WRITTEN PROBLEM. Wherever the word "grey" appears in a line, copy that line.

--- begin SUPPLIED MATERIAL ---

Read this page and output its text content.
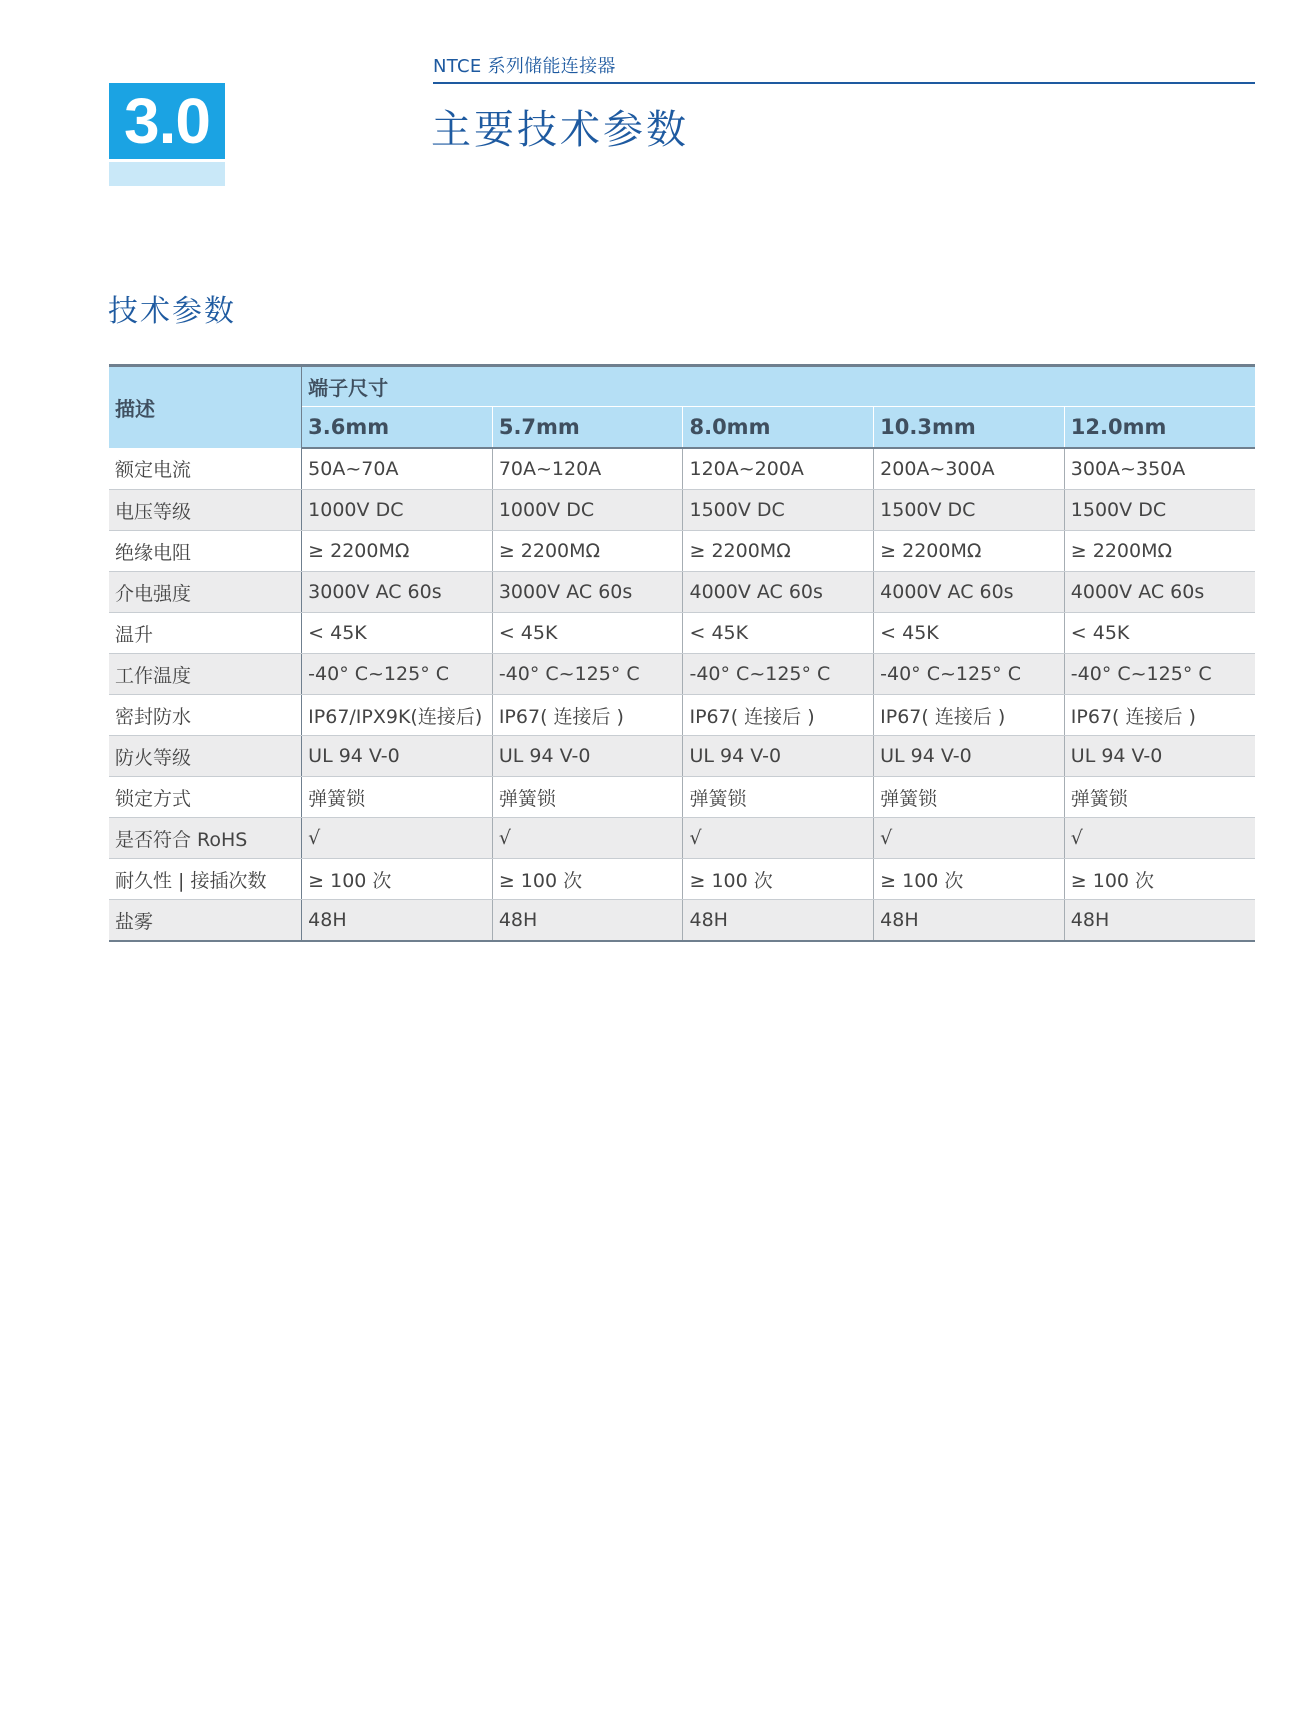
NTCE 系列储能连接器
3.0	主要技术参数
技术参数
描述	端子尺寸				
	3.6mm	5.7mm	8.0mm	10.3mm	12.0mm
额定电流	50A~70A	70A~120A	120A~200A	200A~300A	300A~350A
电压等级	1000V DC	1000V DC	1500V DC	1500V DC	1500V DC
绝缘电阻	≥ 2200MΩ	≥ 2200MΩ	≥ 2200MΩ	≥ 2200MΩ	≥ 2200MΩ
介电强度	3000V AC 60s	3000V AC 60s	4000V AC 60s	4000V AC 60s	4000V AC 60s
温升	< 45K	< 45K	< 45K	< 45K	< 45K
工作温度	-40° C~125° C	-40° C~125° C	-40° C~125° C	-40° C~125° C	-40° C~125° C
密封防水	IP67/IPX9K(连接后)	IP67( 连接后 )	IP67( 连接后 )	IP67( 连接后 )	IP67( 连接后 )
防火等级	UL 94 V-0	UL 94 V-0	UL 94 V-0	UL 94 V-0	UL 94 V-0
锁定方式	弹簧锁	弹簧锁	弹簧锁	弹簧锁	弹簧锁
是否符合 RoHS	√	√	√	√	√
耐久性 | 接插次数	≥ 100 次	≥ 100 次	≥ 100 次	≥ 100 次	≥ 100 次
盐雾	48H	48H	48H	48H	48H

--- end SUPPLIED MATERIAL ---
--- begin SUPPLIED MATERIAL ---

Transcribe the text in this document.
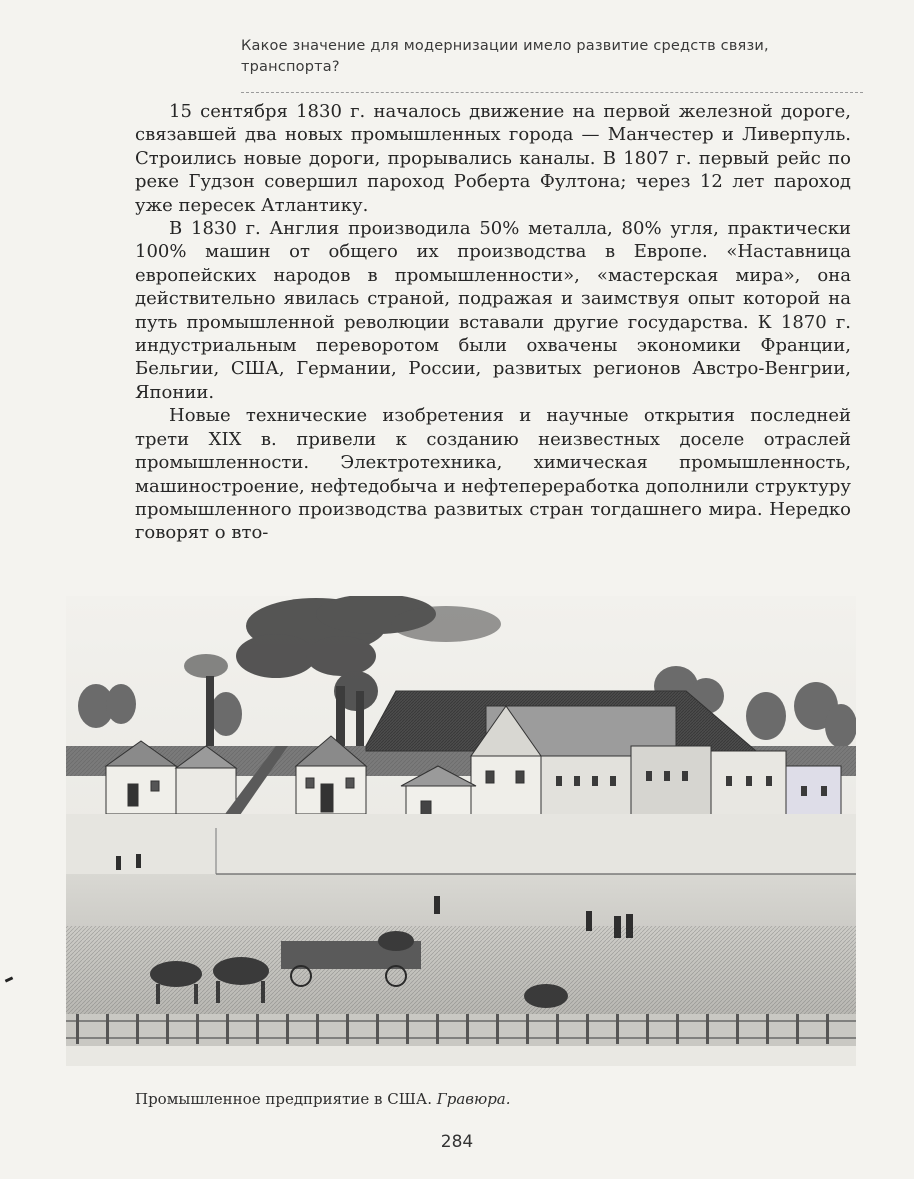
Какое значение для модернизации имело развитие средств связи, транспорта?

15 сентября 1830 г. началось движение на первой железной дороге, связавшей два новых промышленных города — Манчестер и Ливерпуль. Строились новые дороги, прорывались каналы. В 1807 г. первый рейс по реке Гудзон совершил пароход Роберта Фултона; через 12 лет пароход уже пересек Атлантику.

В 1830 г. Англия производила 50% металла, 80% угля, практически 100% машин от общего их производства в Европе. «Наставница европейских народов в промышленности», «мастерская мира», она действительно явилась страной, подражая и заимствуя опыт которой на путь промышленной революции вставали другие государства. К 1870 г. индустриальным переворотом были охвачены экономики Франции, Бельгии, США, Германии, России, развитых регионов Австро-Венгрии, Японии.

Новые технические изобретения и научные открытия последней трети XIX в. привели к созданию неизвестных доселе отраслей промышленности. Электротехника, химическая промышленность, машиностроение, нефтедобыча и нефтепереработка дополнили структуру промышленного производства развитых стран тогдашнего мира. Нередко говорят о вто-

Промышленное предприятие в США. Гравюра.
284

--- end SUPPLIED MATERIAL ---
--- begin SUPPLIED MATERIAL ---

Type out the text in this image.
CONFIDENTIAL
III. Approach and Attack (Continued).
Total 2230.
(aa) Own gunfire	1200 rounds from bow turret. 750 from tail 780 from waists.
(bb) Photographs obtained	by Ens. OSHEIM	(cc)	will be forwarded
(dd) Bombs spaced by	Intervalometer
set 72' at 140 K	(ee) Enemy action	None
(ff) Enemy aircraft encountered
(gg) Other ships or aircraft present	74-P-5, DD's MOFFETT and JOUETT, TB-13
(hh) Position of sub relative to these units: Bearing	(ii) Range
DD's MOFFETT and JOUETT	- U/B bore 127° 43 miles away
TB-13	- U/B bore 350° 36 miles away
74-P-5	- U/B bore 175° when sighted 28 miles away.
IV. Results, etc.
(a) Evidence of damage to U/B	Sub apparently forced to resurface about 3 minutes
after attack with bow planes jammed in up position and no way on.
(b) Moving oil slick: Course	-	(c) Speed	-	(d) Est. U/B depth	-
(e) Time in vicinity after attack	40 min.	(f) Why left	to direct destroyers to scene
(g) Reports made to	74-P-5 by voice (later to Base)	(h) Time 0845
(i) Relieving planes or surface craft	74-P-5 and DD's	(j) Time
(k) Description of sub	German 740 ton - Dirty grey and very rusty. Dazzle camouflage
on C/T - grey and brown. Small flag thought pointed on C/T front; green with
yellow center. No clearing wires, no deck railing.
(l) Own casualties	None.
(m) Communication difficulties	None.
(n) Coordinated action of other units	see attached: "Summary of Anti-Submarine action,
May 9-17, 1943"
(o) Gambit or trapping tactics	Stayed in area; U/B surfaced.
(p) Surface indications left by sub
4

--- end SUPPLIED MATERIAL ---

SOLUTION TO THE EXERCISE.
(k) Description of sub	German 740 ton - Dirty grey and very rusty. Dazzle camouflage
on C/T - grey and brown. Small flag thought pointed on C/T front; green with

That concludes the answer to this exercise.